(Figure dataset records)
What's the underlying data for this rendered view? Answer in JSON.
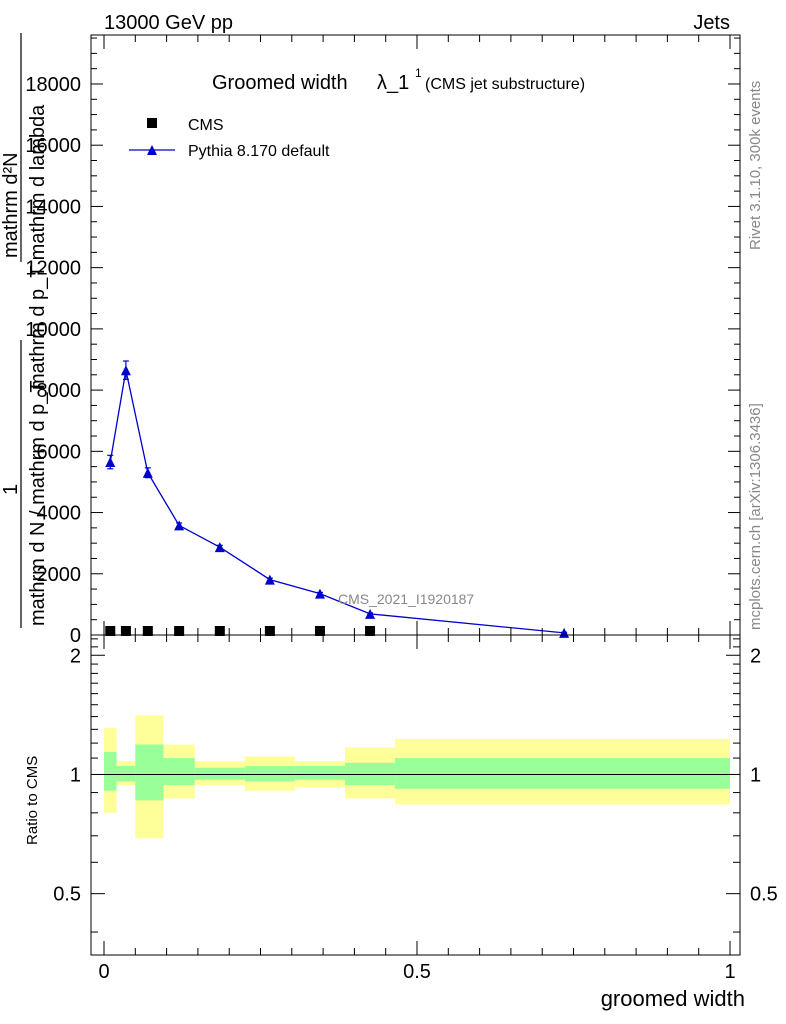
{
  "header": {
    "energy_label": "13000 GeV pp",
    "category_label": "Jets"
  },
  "side_labels": {
    "rivet": "Rivet 3.1.10,  300k events",
    "source": "mcplots.cern.ch [arXiv:1306.3436]"
  },
  "chart_data": [
    {
      "type": "line",
      "title_main": "Groomed width",
      "title_lambda": "λ_1",
      "title_sup": "1",
      "title_sub": "(CMS jet substructure)",
      "analysis_tag": "CMS_2021_I1920187",
      "ylabel_line1": "mathrm d²N",
      "ylabel_line2": "mathrm d p_T mathrm d lambda",
      "ylabel_line3": "1",
      "ylabel_line4": "mathrm d N / mathrm d p_T",
      "xlim": [
        0,
        1
      ],
      "ylim": [
        0,
        19600
      ],
      "yticks": [
        0,
        2000,
        4000,
        6000,
        8000,
        10000,
        12000,
        14000,
        16000,
        18000
      ],
      "ytick_labels": [
        "0",
        "2000",
        "4000",
        "6000",
        "8000",
        "10000",
        "12000",
        "14000",
        "16000",
        "18000"
      ],
      "legend": [
        {
          "label": "CMS",
          "marker": "square",
          "color": "#000000"
        },
        {
          "label": "Pythia 8.170 default",
          "marker": "triangle",
          "color": "#0000cc"
        }
      ],
      "series": [
        {
          "name": "CMS",
          "x": [
            0.01,
            0.035,
            0.07,
            0.12,
            0.185,
            0.265,
            0.345,
            0.425
          ],
          "y": [
            10,
            10,
            10,
            10,
            10,
            10,
            10,
            10
          ]
        },
        {
          "name": "Pythia 8.170 default",
          "x": [
            0.01,
            0.035,
            0.07,
            0.12,
            0.185,
            0.265,
            0.345,
            0.425,
            0.735
          ],
          "y": [
            5650,
            8650,
            5300,
            3580,
            2870,
            1810,
            1350,
            690,
            70
          ],
          "yerr": [
            220,
            300,
            160,
            80,
            60,
            50,
            40,
            30,
            20
          ]
        }
      ]
    },
    {
      "type": "area",
      "ylabel": "Ratio to CMS",
      "xlabel": "groomed width",
      "xlim": [
        0,
        1
      ],
      "ylim": [
        0.35,
        2.25
      ],
      "yticks": [
        0.5,
        1,
        2
      ],
      "ytick_labels": [
        "0.5",
        "1",
        "2"
      ],
      "xticks": [
        0,
        0.5,
        1
      ],
      "xtick_labels": [
        "0",
        "0.5",
        "1"
      ],
      "band_colors": {
        "inner": "#99ff99",
        "outer": "#ffff99"
      },
      "bins": [
        {
          "x0": 0.0,
          "x1": 0.02,
          "in_lo": 0.91,
          "in_hi": 1.14,
          "out_lo": 0.8,
          "out_hi": 1.31
        },
        {
          "x0": 0.02,
          "x1": 0.05,
          "in_lo": 0.96,
          "in_hi": 1.05,
          "out_lo": 0.94,
          "out_hi": 1.08
        },
        {
          "x0": 0.05,
          "x1": 0.095,
          "in_lo": 0.86,
          "in_hi": 1.19,
          "out_lo": 0.69,
          "out_hi": 1.41
        },
        {
          "x0": 0.095,
          "x1": 0.145,
          "in_lo": 0.94,
          "in_hi": 1.1,
          "out_lo": 0.87,
          "out_hi": 1.19
        },
        {
          "x0": 0.145,
          "x1": 0.225,
          "in_lo": 0.97,
          "in_hi": 1.04,
          "out_lo": 0.94,
          "out_hi": 1.08
        },
        {
          "x0": 0.225,
          "x1": 0.305,
          "in_lo": 0.96,
          "in_hi": 1.05,
          "out_lo": 0.91,
          "out_hi": 1.11
        },
        {
          "x0": 0.305,
          "x1": 0.385,
          "in_lo": 0.97,
          "in_hi": 1.05,
          "out_lo": 0.93,
          "out_hi": 1.08
        },
        {
          "x0": 0.385,
          "x1": 0.465,
          "in_lo": 0.94,
          "in_hi": 1.07,
          "out_lo": 0.87,
          "out_hi": 1.17
        },
        {
          "x0": 0.465,
          "x1": 1.0,
          "in_lo": 0.92,
          "in_hi": 1.1,
          "out_lo": 0.84,
          "out_hi": 1.23
        }
      ]
    }
  ]
}
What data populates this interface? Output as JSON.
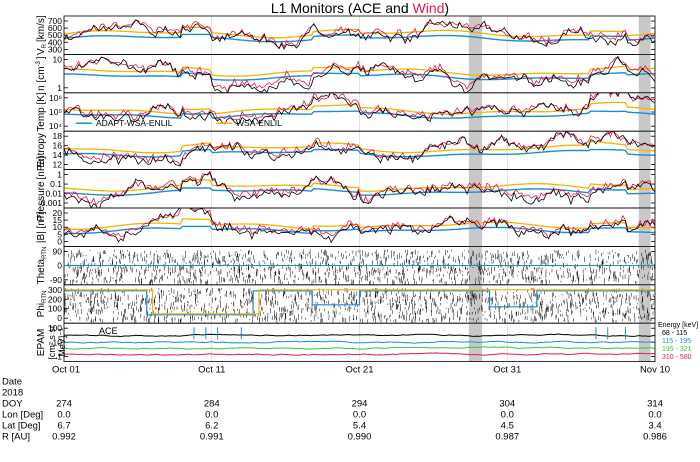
{
  "title": {
    "prefix": "L1 Monitors (ACE and ",
    "highlight": "Wind",
    "suffix": ")"
  },
  "colors": {
    "ace": "#000000",
    "wind": "#e8174f",
    "adapt": "#1a8fd0",
    "wsa": "#f4b400",
    "shade": "#c8c8c8",
    "band": "#bfdff2",
    "grid": "#cfcfcf"
  },
  "chart_data": [
    {
      "type": "line",
      "ylabel": "V",
      "ysub": "R",
      "yunit": "[km/s]",
      "ylim": [
        300,
        700
      ],
      "yticks": [
        "700",
        "600",
        "500",
        "400",
        "300"
      ],
      "legend": false
    },
    {
      "type": "line",
      "ylabel": "n [cm",
      "ysup": "-3",
      "yunit": "]",
      "yscale": "log",
      "ylim": [
        0.3,
        100
      ],
      "yticks": [
        "10",
        "1"
      ],
      "legend": false
    },
    {
      "type": "line",
      "ylabel": "Temp [K]",
      "yscale": "log",
      "ylim": [
        1000,
        2000000
      ],
      "yticks": [
        "10⁶",
        "10⁵",
        "10⁴"
      ],
      "legend": true,
      "legend_items": [
        {
          "name": "ADAPT-WSA-ENLIL",
          "color": "#1a8fd0"
        },
        {
          "name": "WSA-ENLIL",
          "color": "#f4b400"
        }
      ]
    },
    {
      "type": "line",
      "ylabel": "Entropy",
      "ylim": [
        11,
        19
      ],
      "yticks": [
        "18",
        "16",
        "14",
        "12"
      ],
      "legend": false
    },
    {
      "type": "line",
      "ylabel": "Pressure",
      "yunit": "[nPa]",
      "yscale": "log",
      "ylim": [
        0.001,
        3
      ],
      "yticks": [
        "1",
        "0.1",
        "0.01",
        "0.001"
      ],
      "legend": false
    },
    {
      "type": "line",
      "ylabel": "|B| [nT]",
      "ylim": [
        0,
        20
      ],
      "yticks": [
        "20",
        "15",
        "10",
        "5",
        "0"
      ],
      "legend": false
    },
    {
      "type": "scatter",
      "ylabel": "Theta",
      "ysub": "RTN",
      "ylim": [
        -100,
        100
      ],
      "yticks": [
        "90",
        "0",
        "-90"
      ],
      "legend": false
    },
    {
      "type": "scatter",
      "ylabel": "Phi",
      "ysub": "RTN",
      "ylim": [
        0,
        360
      ],
      "yticks": [
        "300",
        "200",
        "100",
        "0"
      ],
      "legend": false
    },
    {
      "type": "line",
      "ylabel": "EPAM",
      "yunit2": "[cm² s sr",
      "yunit3": "MeV]⁻¹",
      "yscale": "log",
      "ylim": [
        1,
        1000
      ],
      "yticks": [
        "100",
        "10",
        "1"
      ],
      "legend": false,
      "annotation": "ACE",
      "energy_title": "Energy [keV]",
      "energy_bands": [
        {
          "label": "68 - 115",
          "color": "#000000",
          "level": 40
        },
        {
          "label": "115 - 195",
          "color": "#1a8fd0",
          "level": 22
        },
        {
          "label": "195 - 321",
          "color": "#39c439",
          "level": 11
        },
        {
          "label": "310 - 580",
          "color": "#e8174f",
          "level": 5
        }
      ]
    }
  ],
  "xaxis": {
    "ticks": [
      "Oct 01",
      "Oct 11",
      "Oct 21",
      "Oct 31",
      "Nov 10"
    ],
    "range_days": 40
  },
  "shaded_regions_days": [
    [
      27.4,
      28.3
    ],
    [
      38.9,
      39.7
    ]
  ],
  "footer": {
    "rows": [
      {
        "label": "Date",
        "values": [
          "",
          "",
          "",
          "",
          ""
        ]
      },
      {
        "label": "2018",
        "values": [
          "",
          "",
          "",
          "",
          ""
        ]
      },
      {
        "label": "DOY",
        "values": [
          "274",
          "284",
          "294",
          "304",
          "314"
        ]
      },
      {
        "label": "Lon [Deg]",
        "values": [
          "0.0",
          "0.0",
          "0.0",
          "0.0",
          "0.0"
        ]
      },
      {
        "label": "Lat [Deg]",
        "values": [
          "6.7",
          "6.2",
          "5.4",
          "4.5",
          "3.4"
        ]
      },
      {
        "label": "R [AU]",
        "values": [
          "0.992",
          "0.991",
          "0.990",
          "0.987",
          "0.986"
        ]
      }
    ]
  }
}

GIVEN TASK :: List all lines in the material containing the string "mathrm".

PROBLEM SOLUTION ::
      "ylabel_line1": "mathrm d²N",
      "ylabel_line2": "mathrm d p_T mathrm d lambda",
      "ylabel_line4": "mathrm d N / mathrm d p_T",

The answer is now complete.